Records from a collection:
>>>

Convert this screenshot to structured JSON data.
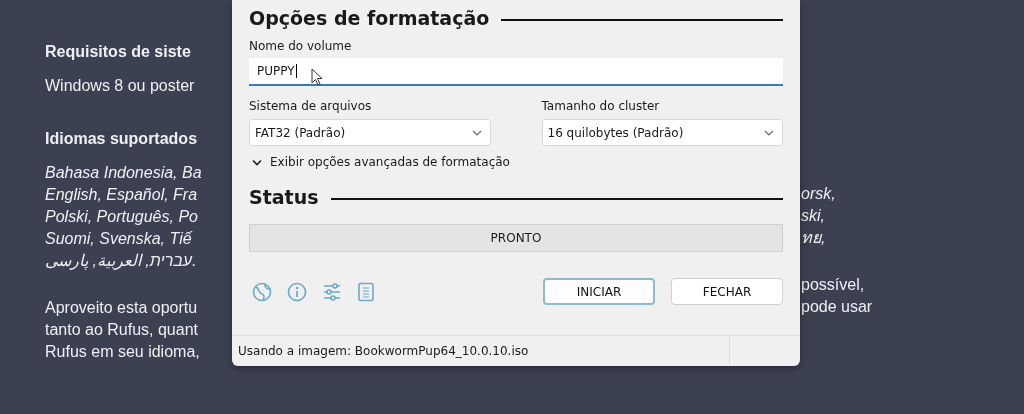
{
  "background_page": {
    "left_lines": [
      {
        "kind": "heading",
        "text": "Requisitos de siste"
      },
      {
        "kind": "body",
        "text": "Windows 8 ou poster"
      },
      {
        "kind": "heading",
        "text": "Idiomas suportados"
      },
      {
        "kind": "languages",
        "text": "Bahasa Indonesia, Ba"
      },
      {
        "kind": "languages",
        "text": "English, Español, Fra"
      },
      {
        "kind": "languages",
        "text": "Polski, Português, Po"
      },
      {
        "kind": "languages",
        "text": "Suomi, Svenska, Tiế"
      },
      {
        "kind": "languages",
        "text": "עברית, العربية, پارسی."
      },
      {
        "kind": "body",
        "text": "Aproveito esta oportu"
      },
      {
        "kind": "body",
        "text": "tanto ao Rufus, quant"
      },
      {
        "kind": "body",
        "text": "Rufus em seu idioma,"
      }
    ],
    "right_lines": [
      {
        "kind": "languages",
        "text": "orsk,"
      },
      {
        "kind": "languages",
        "text": "ski,"
      },
      {
        "kind": "languages",
        "text": "ทย,"
      },
      {
        "kind": "body",
        "text": "possível,"
      },
      {
        "kind": "body",
        "text": "pode usar"
      }
    ]
  },
  "dialog": {
    "section_title": "Opções de formatação",
    "volume_label": {
      "label": "Nome do volume",
      "value": "PUPPY"
    },
    "file_system": {
      "label": "Sistema de arquivos",
      "value": "FAT32 (Padrão)"
    },
    "cluster_size": {
      "label": "Tamanho do cluster",
      "value": "16 quilobytes (Padrão)"
    },
    "advanced": {
      "label": "Exibir opções avançadas de formatação",
      "expanded": false
    },
    "status_title": "Status",
    "progress": {
      "text": "PRONTO"
    },
    "buttons": [
      {
        "label": "INICIAR",
        "focused": true
      },
      {
        "label": "FECHAR",
        "focused": false
      }
    ],
    "status_bar": "Usando a imagem: BookwormPup64_10.0.10.iso"
  }
}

<<<

[Set problem]:
Can you retype every record above exactly, leaving out the pictures?

[Exercise solution]:
Convert this screenshot to structured JSON data.
{
  "background_page": {
    "left_lines": [
      {
        "kind": "heading",
        "text": "Requisitos de siste"
      },
      {
        "kind": "body",
        "text": "Windows 8 ou poster"
      },
      {
        "kind": "heading",
        "text": "Idiomas suportados"
      },
      {
        "kind": "languages",
        "text": "Bahasa Indonesia, Ba"
      },
      {
        "kind": "languages",
        "text": "English, Español, Fra"
      },
      {
        "kind": "languages",
        "text": "Polski, Português, Po"
      },
      {
        "kind": "languages",
        "text": "Suomi, Svenska, Tiế"
      },
      {
        "kind": "languages",
        "text": "עברית, العربية, پارسی."
      },
      {
        "kind": "body",
        "text": "Aproveito esta oportu"
      },
      {
        "kind": "body",
        "text": "tanto ao Rufus, quant"
      },
      {
        "kind": "body",
        "text": "Rufus em seu idioma,"
      }
    ],
    "right_lines": [
      {
        "kind": "languages",
        "text": "orsk,"
      },
      {
        "kind": "languages",
        "text": "ski,"
      },
      {
        "kind": "languages",
        "text": "ทย,"
      },
      {
        "kind": "body",
        "text": "possível,"
      },
      {
        "kind": "body",
        "text": "pode usar"
      }
    ]
  },
  "dialog": {
    "section_title": "Opções de formatação",
    "volume_label": {
      "label": "Nome do volume",
      "value": "PUPPY"
    },
    "file_system": {
      "label": "Sistema de arquivos",
      "value": "FAT32 (Padrão)"
    },
    "cluster_size": {
      "label": "Tamanho do cluster",
      "value": "16 quilobytes (Padrão)"
    },
    "advanced": {
      "label": "Exibir opções avançadas de formatação",
      "expanded": false
    },
    "status_title": "Status",
    "progress": {
      "text": "PRONTO"
    },
    "buttons": [
      {
        "label": "INICIAR",
        "focused": true
      },
      {
        "label": "FECHAR",
        "focused": false
      }
    ],
    "status_bar": "Usando a imagem: BookwormPup64_10.0.10.iso"
  }
}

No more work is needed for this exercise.